#### What is required:
Output all entries verbatim. Skip pictures.

---------- Material for this exercise

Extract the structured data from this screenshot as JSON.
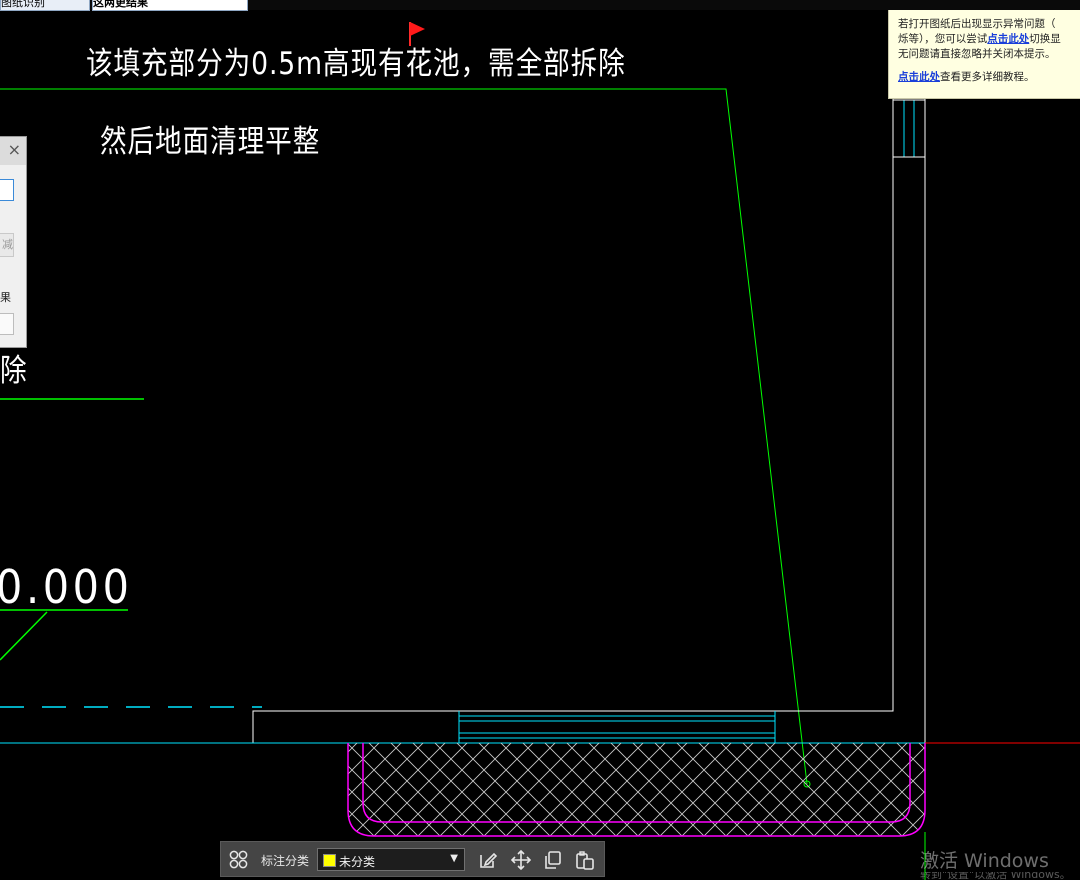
{
  "top_tabs": {
    "tab1": "图纸识别",
    "tab2": "这两更结果"
  },
  "annotations": {
    "line1": "该填充部分为0.5m高现有花池，需全部拆除",
    "line2": "然后地面清理平整",
    "line3": "除",
    "elevation": "0.000"
  },
  "dialog": {
    "close": "×",
    "faded": "减",
    "label": "果"
  },
  "notice": {
    "l1_pre": "若打开图纸后出现显示异常问题（",
    "l2_pre": "烁等），您可以尝试",
    "l2_link": "点击此处",
    "l2_post": "切换显",
    "l3": "无问题请直接忽略并关闭本提示。",
    "l4_link": "点击此处",
    "l4_post": "查看更多详细教程。"
  },
  "toolbar": {
    "label": "标注分类",
    "select_value": "未分类",
    "select_swatch_color": "#ffff00",
    "icons": [
      "grid-icon",
      "edit-icon",
      "move-icon",
      "copy-icon",
      "paste-icon"
    ]
  },
  "watermark": {
    "title": "激活 Windows",
    "sub": "转到\"设置\"以激活 Windows。"
  },
  "colors": {
    "background": "#000000",
    "green": "#00ff00",
    "white": "#ffffff",
    "cyan": "#00e5ff",
    "magenta": "#ff00ff",
    "red": "#ff0000",
    "hatch": "#c8c8c8"
  }
}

--------------------

#### Correct answer:
Extract the structured data from this screenshot as JSON.
{
  "top_tabs": {
    "tab1": "图纸识别",
    "tab2": "这两更结果"
  },
  "annotations": {
    "line1": "该填充部分为0.5m高现有花池，需全部拆除",
    "line2": "然后地面清理平整",
    "line3": "除",
    "elevation": "0.000"
  },
  "dialog": {
    "close": "×",
    "faded": "减",
    "label": "果"
  },
  "notice": {
    "l1_pre": "若打开图纸后出现显示异常问题（",
    "l2_pre": "烁等），您可以尝试",
    "l2_link": "点击此处",
    "l2_post": "切换显",
    "l3": "无问题请直接忽略并关闭本提示。",
    "l4_link": "点击此处",
    "l4_post": "查看更多详细教程。"
  },
  "toolbar": {
    "label": "标注分类",
    "select_value": "未分类",
    "select_swatch_color": "#ffff00",
    "icons": [
      "grid-icon",
      "edit-icon",
      "move-icon",
      "copy-icon",
      "paste-icon"
    ]
  },
  "watermark": {
    "title": "激活 Windows",
    "sub": "转到\"设置\"以激活 Windows。"
  },
  "colors": {
    "background": "#000000",
    "green": "#00ff00",
    "white": "#ffffff",
    "cyan": "#00e5ff",
    "magenta": "#ff00ff",
    "red": "#ff0000",
    "hatch": "#c8c8c8"
  }
}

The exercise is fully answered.